• Stored records
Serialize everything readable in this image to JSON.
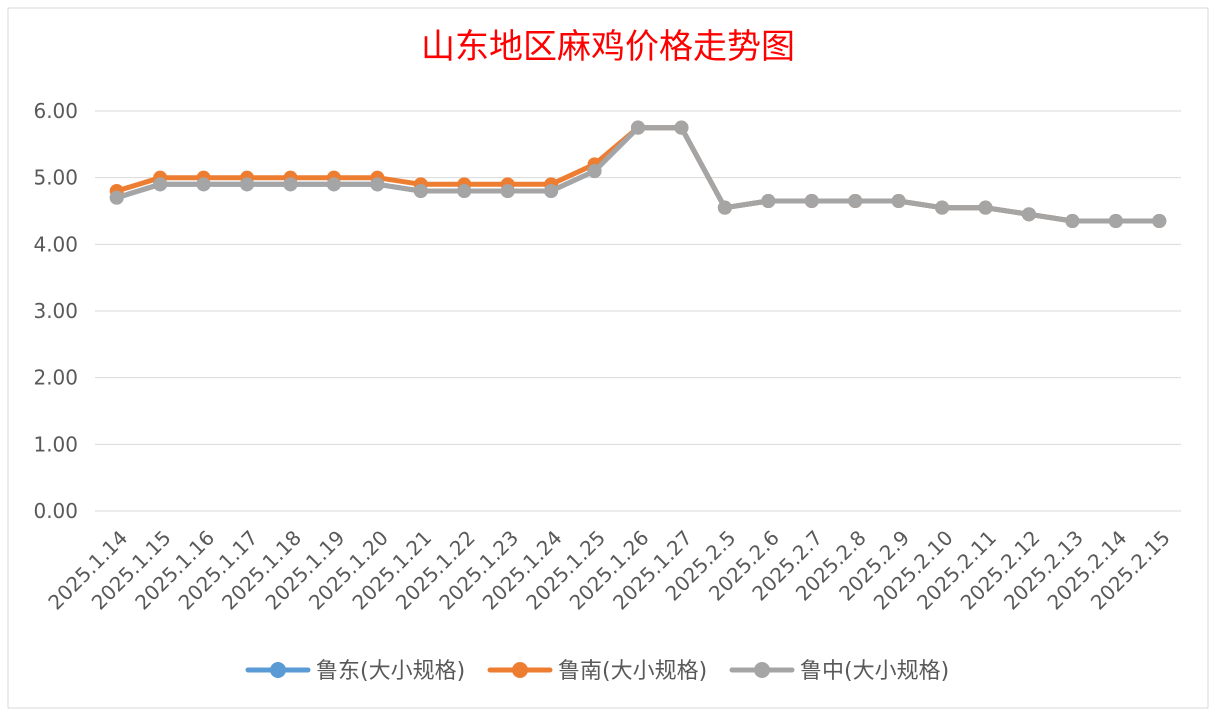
{
  "chart_data": {
    "type": "line",
    "title": "山东地区麻鸡价格走势图",
    "title_color": "#ff0000",
    "x": [
      "2025.1.14",
      "2025.1.15",
      "2025.1.16",
      "2025.1.17",
      "2025.1.18",
      "2025.1.19",
      "2025.1.20",
      "2025.1.21",
      "2025.1.22",
      "2025.1.23",
      "2025.1.24",
      "2025.1.25",
      "2025.1.26",
      "2025.1.27",
      "2025.2.5",
      "2025.2.6",
      "2025.2.7",
      "2025.2.8",
      "2025.2.9",
      "2025.2.10",
      "2025.2.11",
      "2025.2.12",
      "2025.2.13",
      "2025.2.14",
      "2025.2.15"
    ],
    "series": [
      {
        "name": "鲁东(大小规格)",
        "color": "#5b9bd5",
        "values": [
          4.7,
          4.9,
          4.9,
          4.9,
          4.9,
          4.9,
          4.9,
          4.8,
          4.8,
          4.8,
          4.8,
          5.1,
          5.75,
          5.75,
          4.55,
          4.65,
          4.65,
          4.65,
          4.65,
          4.55,
          4.55,
          4.45,
          4.35,
          4.35,
          4.35
        ]
      },
      {
        "name": "鲁南(大小规格)",
        "color": "#ed7d31",
        "values": [
          4.8,
          5.0,
          5.0,
          5.0,
          5.0,
          5.0,
          5.0,
          4.9,
          4.9,
          4.9,
          4.9,
          5.2,
          5.75,
          5.75,
          4.55,
          4.65,
          4.65,
          4.65,
          4.65,
          4.55,
          4.55,
          4.45,
          4.35,
          4.35,
          4.35
        ]
      },
      {
        "name": "鲁中(大小规格)",
        "color": "#a5a5a5",
        "values": [
          4.7,
          4.9,
          4.9,
          4.9,
          4.9,
          4.9,
          4.9,
          4.8,
          4.8,
          4.8,
          4.8,
          5.1,
          5.75,
          5.75,
          4.55,
          4.65,
          4.65,
          4.65,
          4.65,
          4.55,
          4.55,
          4.45,
          4.35,
          4.35,
          4.35
        ]
      }
    ],
    "ylim": [
      0,
      6
    ],
    "yticks": [
      "0.00",
      "1.00",
      "2.00",
      "3.00",
      "4.00",
      "5.00",
      "6.00"
    ],
    "grid": true,
    "legend": "bottom-center",
    "xlabel": "",
    "ylabel": ""
  }
}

• What is required
Make a word-for-word copy of the entries, without any pictures.

• The reply
Serialize everything readable in this image to JSON.
{
  "chart_data": {
    "type": "line",
    "title": "山东地区麻鸡价格走势图",
    "title_color": "#ff0000",
    "x": [
      "2025.1.14",
      "2025.1.15",
      "2025.1.16",
      "2025.1.17",
      "2025.1.18",
      "2025.1.19",
      "2025.1.20",
      "2025.1.21",
      "2025.1.22",
      "2025.1.23",
      "2025.1.24",
      "2025.1.25",
      "2025.1.26",
      "2025.1.27",
      "2025.2.5",
      "2025.2.6",
      "2025.2.7",
      "2025.2.8",
      "2025.2.9",
      "2025.2.10",
      "2025.2.11",
      "2025.2.12",
      "2025.2.13",
      "2025.2.14",
      "2025.2.15"
    ],
    "series": [
      {
        "name": "鲁东(大小规格)",
        "color": "#5b9bd5",
        "values": [
          4.7,
          4.9,
          4.9,
          4.9,
          4.9,
          4.9,
          4.9,
          4.8,
          4.8,
          4.8,
          4.8,
          5.1,
          5.75,
          5.75,
          4.55,
          4.65,
          4.65,
          4.65,
          4.65,
          4.55,
          4.55,
          4.45,
          4.35,
          4.35,
          4.35
        ]
      },
      {
        "name": "鲁南(大小规格)",
        "color": "#ed7d31",
        "values": [
          4.8,
          5.0,
          5.0,
          5.0,
          5.0,
          5.0,
          5.0,
          4.9,
          4.9,
          4.9,
          4.9,
          5.2,
          5.75,
          5.75,
          4.55,
          4.65,
          4.65,
          4.65,
          4.65,
          4.55,
          4.55,
          4.45,
          4.35,
          4.35,
          4.35
        ]
      },
      {
        "name": "鲁中(大小规格)",
        "color": "#a5a5a5",
        "values": [
          4.7,
          4.9,
          4.9,
          4.9,
          4.9,
          4.9,
          4.9,
          4.8,
          4.8,
          4.8,
          4.8,
          5.1,
          5.75,
          5.75,
          4.55,
          4.65,
          4.65,
          4.65,
          4.65,
          4.55,
          4.55,
          4.45,
          4.35,
          4.35,
          4.35
        ]
      }
    ],
    "ylim": [
      0,
      6
    ],
    "yticks": [
      "0.00",
      "1.00",
      "2.00",
      "3.00",
      "4.00",
      "5.00",
      "6.00"
    ],
    "grid": true,
    "legend": "bottom-center",
    "xlabel": "",
    "ylabel": ""
  }
}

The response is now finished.